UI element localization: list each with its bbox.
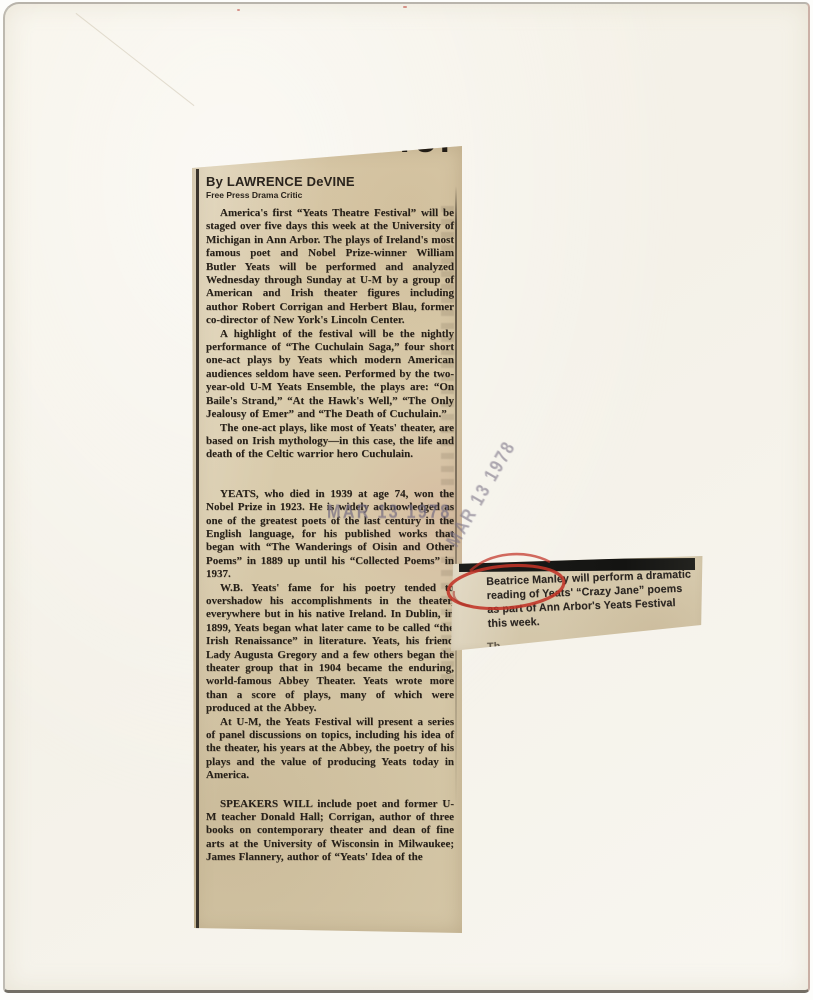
red-speck: [237, 9, 240, 11]
column-rule-right: [455, 186, 458, 806]
red-speck: [403, 6, 407, 8]
article-paragraph: A highlight of the festival will be the …: [206, 328, 454, 422]
article-paragraph: At U-M, the Yeats Festival will present …: [206, 716, 454, 783]
clipping-article: First for By LAWRENCE DeVINE Free Press …: [192, 146, 462, 933]
paper-crease: [76, 13, 195, 106]
article-paragraph: W.B. Yeats' fame for his poetry tended t…: [206, 582, 454, 716]
date-stamp-horizontal: MAR 13 1978: [327, 503, 451, 522]
article-paragraph: The one-act plays, like most of Yeats' t…: [206, 422, 454, 462]
byline-role: Free Press Drama Critic: [206, 190, 454, 200]
article-paragraph: America's first “Yeats Theatre Festival”…: [206, 207, 454, 328]
column-rule-left: [196, 169, 199, 929]
red-pen-circle-annotation: [440, 547, 612, 619]
byline: By LAWRENCE DeVINE: [206, 174, 454, 189]
article-paragraph: SPEAKERS WILL include poet and former U-…: [206, 798, 454, 865]
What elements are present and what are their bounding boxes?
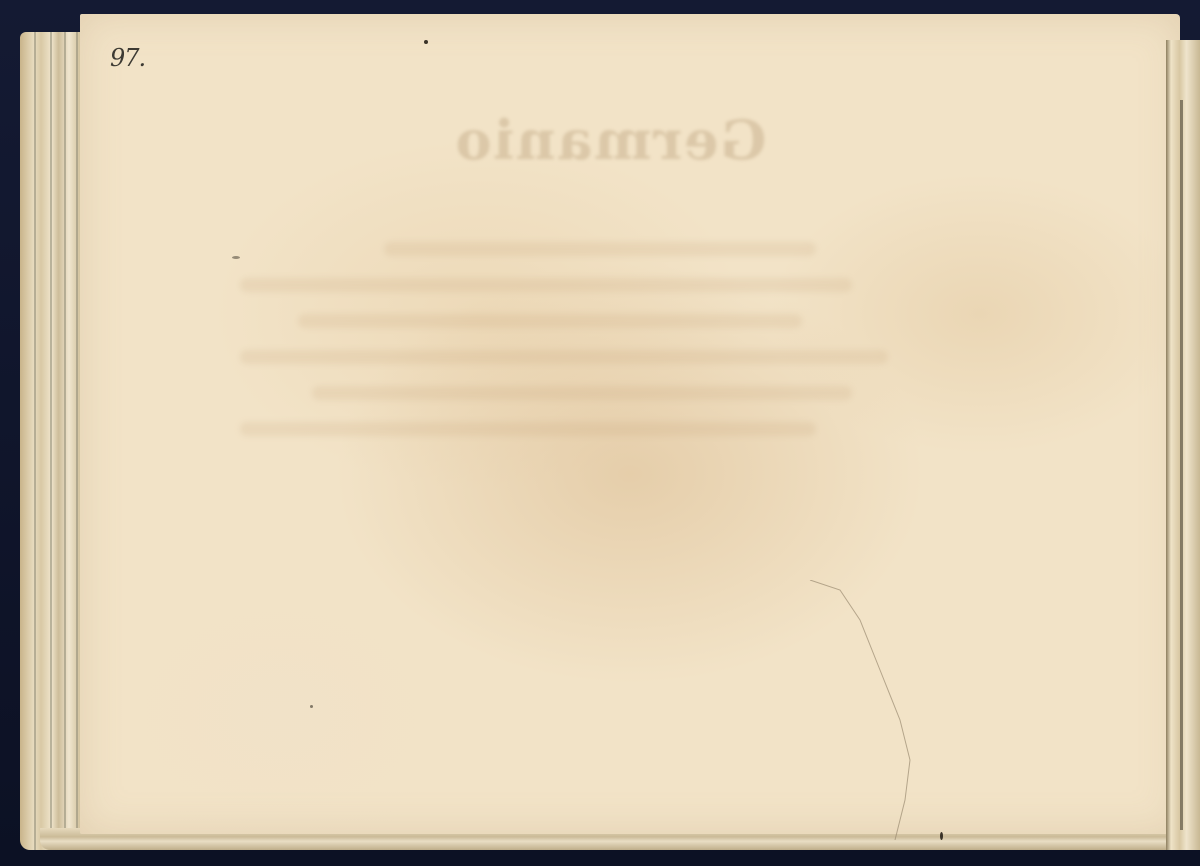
page-edge <box>76 32 78 850</box>
right-page-edge <box>1166 40 1200 850</box>
binding-line <box>1180 100 1183 830</box>
paper-crack <box>800 580 920 840</box>
ghost-line <box>312 386 852 400</box>
ghost-line <box>240 278 852 292</box>
page-edge <box>64 32 66 850</box>
ink-spot <box>940 832 943 840</box>
bleed-through-text-lines <box>240 220 960 458</box>
ghost-line <box>384 242 816 256</box>
ink-spot <box>310 705 313 708</box>
page-edge <box>50 32 52 850</box>
ink-spot <box>232 256 240 259</box>
ghost-line <box>298 314 802 328</box>
ghost-line <box>240 422 816 436</box>
ink-spot <box>424 40 428 44</box>
ghost-line <box>240 350 888 364</box>
bleed-through-heading: Germanio <box>300 108 920 172</box>
folio-number: 97. <box>110 44 145 72</box>
page-edge <box>34 32 36 850</box>
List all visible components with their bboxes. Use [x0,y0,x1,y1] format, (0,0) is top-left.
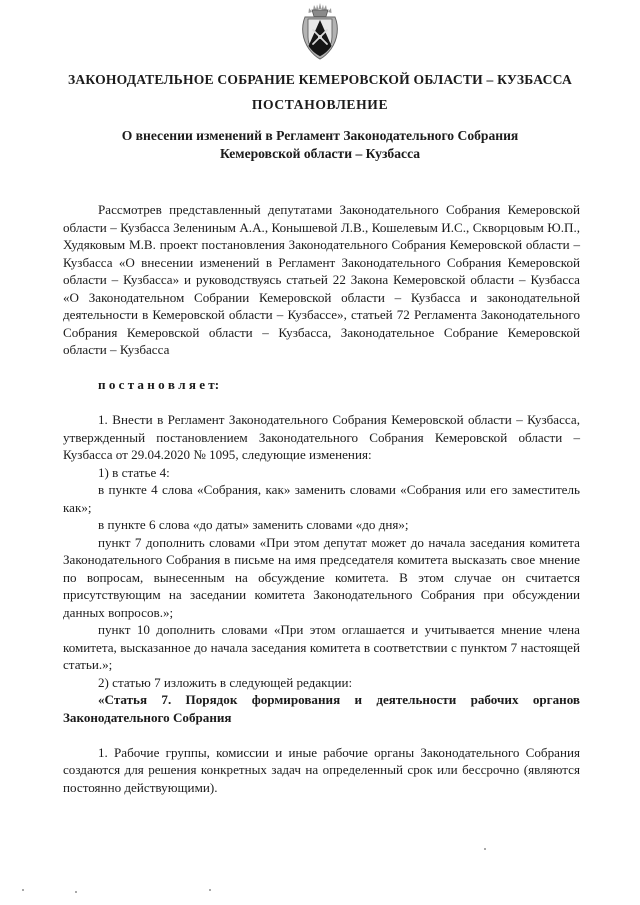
paragraph: п о с т а н о в л я е т: [63,376,580,394]
document-title-line-2: Кемеровской области – Кузбасса [220,146,420,161]
scan-speck [209,889,211,891]
document-page: ЗАКОНОДАТЕЛЬНОЕ СОБРАНИЕ КЕМЕРОВСКОЙ ОБЛ… [0,0,640,905]
paragraph: «Статья 7. Порядок формирования и деятел… [63,691,580,726]
paragraph: 1. Внести в Регламент Законодательного С… [63,411,580,464]
scan-speck [75,891,77,893]
document-body: Рассмотрев представленный депутатами Зак… [63,201,580,796]
paragraph: пункт 7 дополнить словами «При этом депу… [63,534,580,622]
document-title: О внесении изменений в Регламент Законод… [30,127,610,163]
kemerovo-coat-of-arms-icon [297,3,343,61]
document-type-heading: ПОСТАНОВЛЕНИЕ [0,97,640,113]
paragraph: пункт 10 дополнить словами «При этом огл… [63,621,580,674]
scan-speck [484,848,486,850]
paragraph: Рассмотрев представленный депутатами Зак… [63,201,580,359]
scan-speck [22,889,24,891]
paragraph: 1) в статье 4: [63,464,580,482]
paragraph: 1. Рабочие группы, комиссии и иные рабоч… [63,744,580,797]
emblem [0,0,640,61]
paragraph: в пункте 6 слова «до даты» заменить слов… [63,516,580,534]
document-title-line-1: О внесении изменений в Регламент Законод… [122,128,519,143]
organization-name: ЗАКОНОДАТЕЛЬНОЕ СОБРАНИЕ КЕМЕРОВСКОЙ ОБЛ… [20,72,620,88]
paragraph: 2) статью 7 изложить в следующей редакци… [63,674,580,692]
paragraph: в пункте 4 слова «Собрания, как» заменит… [63,481,580,516]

The task ▸
Please repeat every line above word for word, leaving out the pictures.

Task answer ▸
UI element localization: list each with its bbox.
red-speck: [237, 9, 240, 11]
column-rule-right: [455, 186, 458, 806]
red-speck: [403, 6, 407, 8]
article-paragraph: A highlight of the festival will be the …: [206, 328, 454, 422]
article-paragraph: At U-M, the Yeats Festival will present …: [206, 716, 454, 783]
clipping-article: First for By LAWRENCE DeVINE Free Press …: [192, 146, 462, 933]
paper-crease: [76, 13, 195, 106]
article-paragraph: W.B. Yeats' fame for his poetry tended t…: [206, 582, 454, 716]
date-stamp-horizontal: MAR 13 1978: [327, 503, 451, 522]
article-paragraph: The one-act plays, like most of Yeats' t…: [206, 422, 454, 462]
byline-role: Free Press Drama Critic: [206, 190, 454, 200]
article-paragraph: America's first “Yeats Theatre Festival”…: [206, 207, 454, 328]
column-rule-left: [196, 169, 199, 929]
red-pen-circle-annotation: [440, 547, 612, 619]
byline: By LAWRENCE DeVINE: [206, 174, 454, 189]
article-paragraph: SPEAKERS WILL include poet and former U-…: [206, 798, 454, 865]
What elements are present and what are their bounding boxes?
page-edge <box>76 32 78 850</box>
right-page-edge <box>1166 40 1200 850</box>
binding-line <box>1180 100 1183 830</box>
paper-crack <box>800 580 920 840</box>
ghost-line <box>312 386 852 400</box>
ghost-line <box>240 278 852 292</box>
page-edge <box>64 32 66 850</box>
ink-spot <box>940 832 943 840</box>
bleed-through-text-lines <box>240 220 960 458</box>
ghost-line <box>384 242 816 256</box>
ink-spot <box>310 705 313 708</box>
page-edge <box>50 32 52 850</box>
ink-spot <box>232 256 240 259</box>
ghost-line <box>298 314 802 328</box>
ghost-line <box>240 422 816 436</box>
ink-spot <box>424 40 428 44</box>
ghost-line <box>240 350 888 364</box>
bleed-through-heading: Germanio <box>300 108 920 172</box>
folio-number: 97. <box>110 44 145 72</box>
page-edge <box>34 32 36 850</box>
List all visible components with their bboxes. Use [x0,y0,x1,y1] format, (0,0) is top-left.
paragraph: п о с т а н о в л я е т: [63,376,580,394]
document-title-line-2: Кемеровской области – Кузбасса [220,146,420,161]
scan-speck [209,889,211,891]
document-page: ЗАКОНОДАТЕЛЬНОЕ СОБРАНИЕ КЕМЕРОВСКОЙ ОБЛ… [0,0,640,905]
paragraph: «Статья 7. Порядок формирования и деятел… [63,691,580,726]
paragraph: 1. Внести в Регламент Законодательного С… [63,411,580,464]
scan-speck [75,891,77,893]
document-body: Рассмотрев представленный депутатами Зак… [63,201,580,796]
paragraph: пункт 7 дополнить словами «При этом депу… [63,534,580,622]
document-title: О внесении изменений в Регламент Законод… [30,127,610,163]
kemerovo-coat-of-arms-icon [297,3,343,61]
document-type-heading: ПОСТАНОВЛЕНИЕ [0,97,640,113]
paragraph: пункт 10 дополнить словами «При этом огл… [63,621,580,674]
scan-speck [484,848,486,850]
paragraph: Рассмотрев представленный депутатами Зак… [63,201,580,359]
scan-speck [22,889,24,891]
paragraph: 1) в статье 4: [63,464,580,482]
paragraph: 1. Рабочие группы, комиссии и иные рабоч… [63,744,580,797]
emblem [0,0,640,61]
paragraph: в пункте 6 слова «до даты» заменить слов… [63,516,580,534]
document-title-line-1: О внесении изменений в Регламент Законод… [122,128,519,143]
organization-name: ЗАКОНОДАТЕЛЬНОЕ СОБРАНИЕ КЕМЕРОВСКОЙ ОБЛ… [20,72,620,88]
paragraph: 2) статью 7 изложить в следующей редакци… [63,674,580,692]
paragraph: в пункте 4 слова «Собрания, как» заменит… [63,481,580,516]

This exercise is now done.